▸ CHALLENGE
Retype the records below exactly as they appear, but leave out any pictures.

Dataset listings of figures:
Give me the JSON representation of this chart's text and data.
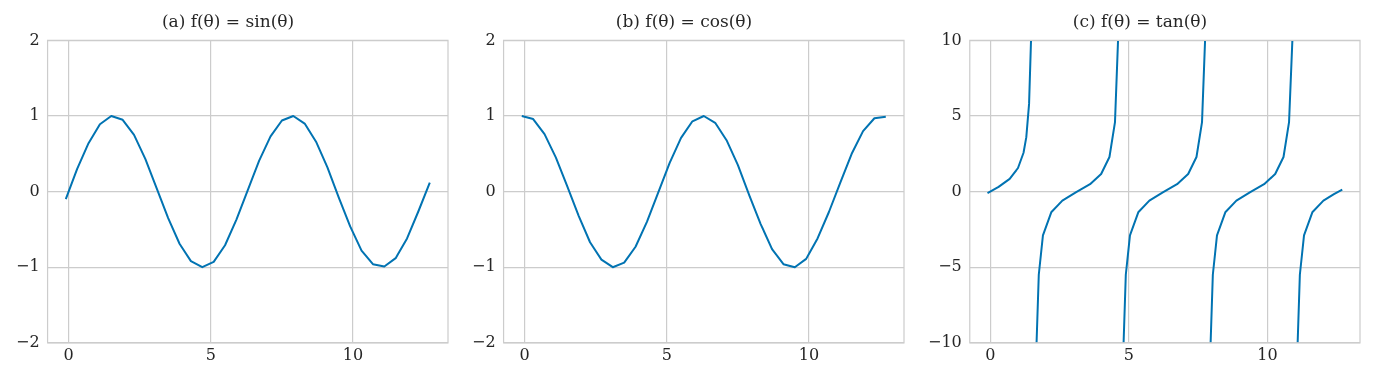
{
  "chart_data": [
    {
      "type": "line",
      "title": "(a) f(θ) = sin(θ)",
      "x": [
        -0.1,
        0.3,
        0.7,
        1.1,
        1.5,
        1.9,
        2.3,
        2.7,
        3.1,
        3.5,
        3.9,
        4.3,
        4.7,
        5.1,
        5.5,
        5.9,
        6.3,
        6.7,
        7.1,
        7.5,
        7.9,
        8.3,
        8.7,
        9.1,
        9.5,
        9.9,
        10.3,
        10.7,
        11.1,
        11.5,
        11.9,
        12.3,
        12.7
      ],
      "series": [
        {
          "color": "#0173b2",
          "values": [
            -0.1,
            0.3,
            0.64,
            0.89,
            1.0,
            0.95,
            0.75,
            0.43,
            0.04,
            -0.35,
            -0.69,
            -0.92,
            -1.0,
            -0.93,
            -0.71,
            -0.37,
            0.02,
            0.41,
            0.73,
            0.94,
            1.0,
            0.9,
            0.66,
            0.32,
            -0.08,
            -0.46,
            -0.78,
            -0.96,
            -0.99,
            -0.88,
            -0.62,
            -0.26,
            0.12
          ]
        }
      ],
      "xlim": [
        -0.74,
        13.34
      ],
      "ylim": [
        -2,
        2
      ],
      "xticks": [
        0,
        5,
        10
      ],
      "yticks": [
        -2,
        -1,
        0,
        1,
        2
      ],
      "grid": true
    },
    {
      "type": "line",
      "title": "(b) f(θ) = cos(θ)",
      "x": [
        -0.1,
        0.3,
        0.7,
        1.1,
        1.5,
        1.9,
        2.3,
        2.7,
        3.1,
        3.5,
        3.9,
        4.3,
        4.7,
        5.1,
        5.5,
        5.9,
        6.3,
        6.7,
        7.1,
        7.5,
        7.9,
        8.3,
        8.7,
        9.1,
        9.5,
        9.9,
        10.3,
        10.7,
        11.1,
        11.5,
        11.9,
        12.3,
        12.7
      ],
      "series": [
        {
          "color": "#0173b2",
          "values": [
            1.0,
            0.96,
            0.76,
            0.45,
            0.07,
            -0.32,
            -0.67,
            -0.9,
            -1.0,
            -0.94,
            -0.73,
            -0.4,
            -0.01,
            0.38,
            0.71,
            0.93,
            1.0,
            0.91,
            0.68,
            0.35,
            -0.05,
            -0.43,
            -0.76,
            -0.96,
            -1.0,
            -0.89,
            -0.62,
            -0.27,
            0.12,
            0.5,
            0.8,
            0.97,
            0.99
          ]
        }
      ],
      "xlim": [
        -0.74,
        13.34
      ],
      "ylim": [
        -2,
        2
      ],
      "xticks": [
        0,
        5,
        10
      ],
      "yticks": [
        -2,
        -1,
        0,
        1,
        2
      ],
      "grid": true
    },
    {
      "type": "line",
      "title": "(c) f(θ) = tan(θ)",
      "x": [
        -0.1,
        0.3,
        0.7,
        1.0,
        1.2,
        1.3,
        1.4,
        1.47,
        1.57,
        1.67,
        1.75,
        1.9,
        2.2,
        2.6,
        3.1,
        3.6,
        4.0,
        4.3,
        4.5,
        4.61,
        4.71,
        4.81,
        4.89,
        5.04,
        5.34,
        5.74,
        6.24,
        6.74,
        7.14,
        7.44,
        7.64,
        7.75,
        7.85,
        7.95,
        8.03,
        8.18,
        8.48,
        8.88,
        9.38,
        9.88,
        10.28,
        10.58,
        10.78,
        10.9,
        11.0,
        11.09,
        11.17,
        11.32,
        11.62,
        12.02,
        12.4,
        12.7
      ],
      "series": [
        {
          "color": "#0173b2",
          "values": [
            -0.1,
            0.31,
            0.84,
            1.56,
            2.57,
            3.6,
            5.8,
            10,
            null,
            -10,
            -5.5,
            -2.9,
            -1.37,
            -0.6,
            -0.04,
            0.49,
            1.16,
            2.29,
            4.6,
            10,
            null,
            -10,
            -5.5,
            -2.9,
            -1.37,
            -0.6,
            -0.04,
            0.49,
            1.16,
            2.29,
            4.6,
            10,
            null,
            -10,
            -5.5,
            -2.9,
            -1.37,
            -0.6,
            -0.04,
            0.49,
            1.16,
            2.29,
            4.6,
            10,
            null,
            -10,
            -5.5,
            -2.9,
            -1.37,
            -0.6,
            -0.17,
            0.13
          ]
        }
      ],
      "xlim": [
        -0.74,
        13.34
      ],
      "ylim": [
        -10,
        10
      ],
      "xticks": [
        0,
        5,
        10
      ],
      "yticks": [
        -10,
        -5,
        0,
        5,
        10
      ],
      "grid": true
    }
  ]
}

▸ THE SOLUTION
Give me the JSON representation of this chart's text and data.
{
  "chart_data": [
    {
      "type": "line",
      "title": "(a) f(θ) = sin(θ)",
      "x": [
        -0.1,
        0.3,
        0.7,
        1.1,
        1.5,
        1.9,
        2.3,
        2.7,
        3.1,
        3.5,
        3.9,
        4.3,
        4.7,
        5.1,
        5.5,
        5.9,
        6.3,
        6.7,
        7.1,
        7.5,
        7.9,
        8.3,
        8.7,
        9.1,
        9.5,
        9.9,
        10.3,
        10.7,
        11.1,
        11.5,
        11.9,
        12.3,
        12.7
      ],
      "series": [
        {
          "color": "#0173b2",
          "values": [
            -0.1,
            0.3,
            0.64,
            0.89,
            1.0,
            0.95,
            0.75,
            0.43,
            0.04,
            -0.35,
            -0.69,
            -0.92,
            -1.0,
            -0.93,
            -0.71,
            -0.37,
            0.02,
            0.41,
            0.73,
            0.94,
            1.0,
            0.9,
            0.66,
            0.32,
            -0.08,
            -0.46,
            -0.78,
            -0.96,
            -0.99,
            -0.88,
            -0.62,
            -0.26,
            0.12
          ]
        }
      ],
      "xlim": [
        -0.74,
        13.34
      ],
      "ylim": [
        -2,
        2
      ],
      "xticks": [
        0,
        5,
        10
      ],
      "yticks": [
        -2,
        -1,
        0,
        1,
        2
      ],
      "grid": true
    },
    {
      "type": "line",
      "title": "(b) f(θ) = cos(θ)",
      "x": [
        -0.1,
        0.3,
        0.7,
        1.1,
        1.5,
        1.9,
        2.3,
        2.7,
        3.1,
        3.5,
        3.9,
        4.3,
        4.7,
        5.1,
        5.5,
        5.9,
        6.3,
        6.7,
        7.1,
        7.5,
        7.9,
        8.3,
        8.7,
        9.1,
        9.5,
        9.9,
        10.3,
        10.7,
        11.1,
        11.5,
        11.9,
        12.3,
        12.7
      ],
      "series": [
        {
          "color": "#0173b2",
          "values": [
            1.0,
            0.96,
            0.76,
            0.45,
            0.07,
            -0.32,
            -0.67,
            -0.9,
            -1.0,
            -0.94,
            -0.73,
            -0.4,
            -0.01,
            0.38,
            0.71,
            0.93,
            1.0,
            0.91,
            0.68,
            0.35,
            -0.05,
            -0.43,
            -0.76,
            -0.96,
            -1.0,
            -0.89,
            -0.62,
            -0.27,
            0.12,
            0.5,
            0.8,
            0.97,
            0.99
          ]
        }
      ],
      "xlim": [
        -0.74,
        13.34
      ],
      "ylim": [
        -2,
        2
      ],
      "xticks": [
        0,
        5,
        10
      ],
      "yticks": [
        -2,
        -1,
        0,
        1,
        2
      ],
      "grid": true
    },
    {
      "type": "line",
      "title": "(c) f(θ) = tan(θ)",
      "x": [
        -0.1,
        0.3,
        0.7,
        1.0,
        1.2,
        1.3,
        1.4,
        1.47,
        1.57,
        1.67,
        1.75,
        1.9,
        2.2,
        2.6,
        3.1,
        3.6,
        4.0,
        4.3,
        4.5,
        4.61,
        4.71,
        4.81,
        4.89,
        5.04,
        5.34,
        5.74,
        6.24,
        6.74,
        7.14,
        7.44,
        7.64,
        7.75,
        7.85,
        7.95,
        8.03,
        8.18,
        8.48,
        8.88,
        9.38,
        9.88,
        10.28,
        10.58,
        10.78,
        10.9,
        11.0,
        11.09,
        11.17,
        11.32,
        11.62,
        12.02,
        12.4,
        12.7
      ],
      "series": [
        {
          "color": "#0173b2",
          "values": [
            -0.1,
            0.31,
            0.84,
            1.56,
            2.57,
            3.6,
            5.8,
            10,
            null,
            -10,
            -5.5,
            -2.9,
            -1.37,
            -0.6,
            -0.04,
            0.49,
            1.16,
            2.29,
            4.6,
            10,
            null,
            -10,
            -5.5,
            -2.9,
            -1.37,
            -0.6,
            -0.04,
            0.49,
            1.16,
            2.29,
            4.6,
            10,
            null,
            -10,
            -5.5,
            -2.9,
            -1.37,
            -0.6,
            -0.04,
            0.49,
            1.16,
            2.29,
            4.6,
            10,
            null,
            -10,
            -5.5,
            -2.9,
            -1.37,
            -0.6,
            -0.17,
            0.13
          ]
        }
      ],
      "xlim": [
        -0.74,
        13.34
      ],
      "ylim": [
        -10,
        10
      ],
      "xticks": [
        0,
        5,
        10
      ],
      "yticks": [
        -10,
        -5,
        0,
        5,
        10
      ],
      "grid": true
    }
  ]
}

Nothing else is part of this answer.